§ YOUR OBJECTIVE
The exercise asks for every line of the data to be reproduced exactly.

[Data records]
- - -

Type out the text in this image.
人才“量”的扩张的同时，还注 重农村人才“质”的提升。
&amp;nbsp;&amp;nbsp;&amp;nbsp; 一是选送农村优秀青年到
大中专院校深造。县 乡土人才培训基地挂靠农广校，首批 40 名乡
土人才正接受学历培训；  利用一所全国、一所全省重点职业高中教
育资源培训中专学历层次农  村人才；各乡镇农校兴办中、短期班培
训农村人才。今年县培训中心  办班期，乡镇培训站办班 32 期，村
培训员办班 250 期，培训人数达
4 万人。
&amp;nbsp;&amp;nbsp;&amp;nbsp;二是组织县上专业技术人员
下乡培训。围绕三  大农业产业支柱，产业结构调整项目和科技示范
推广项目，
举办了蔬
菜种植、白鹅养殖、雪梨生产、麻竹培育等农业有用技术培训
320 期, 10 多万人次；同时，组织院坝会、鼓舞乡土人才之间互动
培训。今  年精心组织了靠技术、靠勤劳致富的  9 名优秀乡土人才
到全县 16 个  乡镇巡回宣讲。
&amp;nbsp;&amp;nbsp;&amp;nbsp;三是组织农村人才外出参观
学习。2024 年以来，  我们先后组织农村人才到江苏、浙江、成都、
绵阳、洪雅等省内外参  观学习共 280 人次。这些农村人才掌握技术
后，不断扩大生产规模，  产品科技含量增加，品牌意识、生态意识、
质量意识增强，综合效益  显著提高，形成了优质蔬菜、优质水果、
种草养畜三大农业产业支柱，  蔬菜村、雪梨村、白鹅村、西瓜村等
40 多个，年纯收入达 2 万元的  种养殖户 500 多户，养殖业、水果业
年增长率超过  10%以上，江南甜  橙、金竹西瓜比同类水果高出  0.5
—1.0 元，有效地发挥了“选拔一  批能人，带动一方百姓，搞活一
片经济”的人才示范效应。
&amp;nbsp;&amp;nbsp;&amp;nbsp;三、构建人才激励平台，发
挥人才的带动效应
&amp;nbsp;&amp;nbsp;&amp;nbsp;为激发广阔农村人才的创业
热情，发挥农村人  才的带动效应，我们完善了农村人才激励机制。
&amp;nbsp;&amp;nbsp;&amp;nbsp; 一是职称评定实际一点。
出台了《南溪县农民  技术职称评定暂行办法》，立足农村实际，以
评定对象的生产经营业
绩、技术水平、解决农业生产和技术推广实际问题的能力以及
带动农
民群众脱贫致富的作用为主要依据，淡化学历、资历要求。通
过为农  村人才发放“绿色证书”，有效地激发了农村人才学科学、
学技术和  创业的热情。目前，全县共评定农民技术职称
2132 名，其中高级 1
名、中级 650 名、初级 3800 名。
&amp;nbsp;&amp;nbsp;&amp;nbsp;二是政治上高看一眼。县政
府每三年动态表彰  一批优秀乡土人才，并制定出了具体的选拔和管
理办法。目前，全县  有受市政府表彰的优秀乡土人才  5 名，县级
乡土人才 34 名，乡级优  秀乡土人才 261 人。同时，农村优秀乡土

- - -

§ OUTPUT BELOW
Type out the text in this image.
人才“量”的扩张的同时，还注 重农村人才“质”的提升。
&amp;nbsp;&amp;nbsp;&amp;nbsp; 一是选送农村优秀青年到
大中专院校深造。县 乡土人才培训基地挂靠农广校，首批 40 名乡
土人才正接受学历培训；  利用一所全国、一所全省重点职业高中教
育资源培训中专学历层次农  村人才；各乡镇农校兴办中、短期班培
训农村人才。今年县培训中心  办班期，乡镇培训站办班 32 期，村
培训员办班 250 期，培训人数达
4 万人。
&amp;nbsp;&amp;nbsp;&amp;nbsp;二是组织县上专业技术人员
下乡培训。围绕三  大农业产业支柱，产业结构调整项目和科技示范
推广项目，
举办了蔬
菜种植、白鹅养殖、雪梨生产、麻竹培育等农业有用技术培训
320 期, 10 多万人次；同时，组织院坝会、鼓舞乡土人才之间互动
培训。今  年精心组织了靠技术、靠勤劳致富的  9 名优秀乡土人才
到全县 16 个  乡镇巡回宣讲。
&amp;nbsp;&amp;nbsp;&amp;nbsp;三是组织农村人才外出参观
学习。2024 年以来，  我们先后组织农村人才到江苏、浙江、成都、
绵阳、洪雅等省内外参  观学习共 280 人次。这些农村人才掌握技术
后，不断扩大生产规模，  产品科技含量增加，品牌意识、生态意识、
质量意识增强，综合效益  显著提高，形成了优质蔬菜、优质水果、
种草养畜三大农业产业支柱，  蔬菜村、雪梨村、白鹅村、西瓜村等
40 多个，年纯收入达 2 万元的  种养殖户 500 多户，养殖业、水果业
年增长率超过  10%以上，江南甜  橙、金竹西瓜比同类水果高出  0.5
—1.0 元，有效地发挥了“选拔一  批能人，带动一方百姓，搞活一
片经济”的人才示范效应。
&amp;nbsp;&amp;nbsp;&amp;nbsp;三、构建人才激励平台，发
挥人才的带动效应
&amp;nbsp;&amp;nbsp;&amp;nbsp;为激发广阔农村人才的创业
热情，发挥农村人  才的带动效应，我们完善了农村人才激励机制。
&amp;nbsp;&amp;nbsp;&amp;nbsp; 一是职称评定实际一点。
出台了《南溪县农民  技术职称评定暂行办法》，立足农村实际，以
评定对象的生产经营业
绩、技术水平、解决农业生产和技术推广实际问题的能力以及
带动农
民群众脱贫致富的作用为主要依据，淡化学历、资历要求。通
过为农  村人才发放“绿色证书”，有效地激发了农村人才学科学、
学技术和  创业的热情。目前，全县共评定农民技术职称
2132 名，其中高级 1
名、中级 650 名、初级 3800 名。
&amp;nbsp;&amp;nbsp;&amp;nbsp;二是政治上高看一眼。县政
府每三年动态表彰  一批优秀乡土人才，并制定出了具体的选拔和管
理办法。目前，全县  有受市政府表彰的优秀乡土人才  5 名，县级
乡土人才 34 名，乡级优  秀乡土人才 261 人。同时，农村优秀乡土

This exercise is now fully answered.